- [What the task asks]
Write out the listing exactly as it is given.

>> start Records for this task

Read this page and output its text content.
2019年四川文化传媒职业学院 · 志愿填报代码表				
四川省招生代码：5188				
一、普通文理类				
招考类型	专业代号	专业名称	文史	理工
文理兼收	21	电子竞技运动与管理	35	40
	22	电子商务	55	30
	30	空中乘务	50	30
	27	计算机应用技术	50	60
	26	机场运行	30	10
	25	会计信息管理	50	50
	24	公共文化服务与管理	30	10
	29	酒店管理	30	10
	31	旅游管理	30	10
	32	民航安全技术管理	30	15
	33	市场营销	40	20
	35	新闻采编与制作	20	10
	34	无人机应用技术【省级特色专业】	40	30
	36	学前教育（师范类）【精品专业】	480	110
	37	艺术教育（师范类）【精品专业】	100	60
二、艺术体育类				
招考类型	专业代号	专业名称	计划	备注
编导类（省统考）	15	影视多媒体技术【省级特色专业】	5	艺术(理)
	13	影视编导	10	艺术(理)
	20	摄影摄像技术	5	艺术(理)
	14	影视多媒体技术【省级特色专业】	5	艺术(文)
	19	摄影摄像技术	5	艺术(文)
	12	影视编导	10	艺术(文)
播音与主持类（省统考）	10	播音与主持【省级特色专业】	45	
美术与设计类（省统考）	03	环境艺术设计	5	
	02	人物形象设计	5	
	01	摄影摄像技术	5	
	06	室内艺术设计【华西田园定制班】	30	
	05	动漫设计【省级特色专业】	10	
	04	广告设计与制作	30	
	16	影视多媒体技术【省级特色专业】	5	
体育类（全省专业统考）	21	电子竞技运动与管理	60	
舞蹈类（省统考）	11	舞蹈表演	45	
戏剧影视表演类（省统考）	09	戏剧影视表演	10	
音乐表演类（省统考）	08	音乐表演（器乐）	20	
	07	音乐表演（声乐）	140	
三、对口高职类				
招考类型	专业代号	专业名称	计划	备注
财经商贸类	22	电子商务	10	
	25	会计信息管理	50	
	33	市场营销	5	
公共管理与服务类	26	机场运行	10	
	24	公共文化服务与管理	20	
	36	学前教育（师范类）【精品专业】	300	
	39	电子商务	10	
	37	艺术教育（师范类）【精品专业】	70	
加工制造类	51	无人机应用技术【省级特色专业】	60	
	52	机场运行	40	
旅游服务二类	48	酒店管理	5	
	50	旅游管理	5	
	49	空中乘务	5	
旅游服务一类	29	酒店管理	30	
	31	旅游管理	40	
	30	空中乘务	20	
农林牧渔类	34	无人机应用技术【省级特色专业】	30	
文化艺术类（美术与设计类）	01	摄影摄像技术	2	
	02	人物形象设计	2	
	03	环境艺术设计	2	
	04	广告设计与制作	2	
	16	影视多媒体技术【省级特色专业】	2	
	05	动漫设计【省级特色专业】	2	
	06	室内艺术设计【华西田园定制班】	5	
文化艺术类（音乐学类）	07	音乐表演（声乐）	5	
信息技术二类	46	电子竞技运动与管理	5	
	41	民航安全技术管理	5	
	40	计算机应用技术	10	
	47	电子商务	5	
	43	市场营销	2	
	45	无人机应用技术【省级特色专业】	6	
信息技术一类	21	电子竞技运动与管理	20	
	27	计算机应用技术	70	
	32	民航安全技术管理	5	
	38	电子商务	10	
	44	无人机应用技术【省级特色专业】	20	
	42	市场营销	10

>> end Records for this task

- [Result below]
Read this page and output its text content.
2019年四川文化传媒职业学院 · 志愿填报代码表				
四川省招生代码：5188				
一、普通文理类				
招考类型	专业代号	专业名称	文史	理工
文理兼收	21	电子竞技运动与管理	35	40
	22	电子商务	55	30
	30	空中乘务	50	30
	27	计算机应用技术	50	60
	26	机场运行	30	10
	25	会计信息管理	50	50
	24	公共文化服务与管理	30	10
	29	酒店管理	30	10
	31	旅游管理	30	10
	32	民航安全技术管理	30	15
	33	市场营销	40	20
	35	新闻采编与制作	20	10
	34	无人机应用技术【省级特色专业】	40	30
	36	学前教育（师范类）【精品专业】	480	110
	37	艺术教育（师范类）【精品专业】	100	60
二、艺术体育类				
招考类型	专业代号	专业名称	计划	备注
编导类（省统考）	15	影视多媒体技术【省级特色专业】	5	艺术(理)
	13	影视编导	10	艺术(理)
	20	摄影摄像技术	5	艺术(理)
	14	影视多媒体技术【省级特色专业】	5	艺术(文)
	19	摄影摄像技术	5	艺术(文)
	12	影视编导	10	艺术(文)
播音与主持类（省统考）	10	播音与主持【省级特色专业】	45	
美术与设计类（省统考）	03	环境艺术设计	5	
	02	人物形象设计	5	
	01	摄影摄像技术	5	
	06	室内艺术设计【华西田园定制班】	30	
	05	动漫设计【省级特色专业】	10	
	04	广告设计与制作	30	
	16	影视多媒体技术【省级特色专业】	5	
体育类（全省专业统考）	21	电子竞技运动与管理	60	
舞蹈类（省统考）	11	舞蹈表演	45	
戏剧影视表演类（省统考）	09	戏剧影视表演	10	
音乐表演类（省统考）	08	音乐表演（器乐）	20	
	07	音乐表演（声乐）	140	
三、对口高职类				
招考类型	专业代号	专业名称	计划	备注
财经商贸类	22	电子商务	10	
	25	会计信息管理	50	
	33	市场营销	5	
公共管理与服务类	26	机场运行	10	
	24	公共文化服务与管理	20	
	36	学前教育（师范类）【精品专业】	300	
	39	电子商务	10	
	37	艺术教育（师范类）【精品专业】	70	
加工制造类	51	无人机应用技术【省级特色专业】	60	
	52	机场运行	40	
旅游服务二类	48	酒店管理	5	
	50	旅游管理	5	
	49	空中乘务	5	
旅游服务一类	29	酒店管理	30	
	31	旅游管理	40	
	30	空中乘务	20	
农林牧渔类	34	无人机应用技术【省级特色专业】	30	
文化艺术类（美术与设计类）	01	摄影摄像技术	2	
	02	人物形象设计	2	
	03	环境艺术设计	2	
	04	广告设计与制作	2	
	16	影视多媒体技术【省级特色专业】	2	
	05	动漫设计【省级特色专业】	2	
	06	室内艺术设计【华西田园定制班】	5	
文化艺术类（音乐学类）	07	音乐表演（声乐）	5	
信息技术二类	46	电子竞技运动与管理	5	
	41	民航安全技术管理	5	
	40	计算机应用技术	10	
	47	电子商务	5	
	43	市场营销	2	
	45	无人机应用技术【省级特色专业】	6	
信息技术一类	21	电子竞技运动与管理	20	
	27	计算机应用技术	70	
	32	民航安全技术管理	5	
	38	电子商务	10	
	44	无人机应用技术【省级特色专业】	20	
	42	市场营销	10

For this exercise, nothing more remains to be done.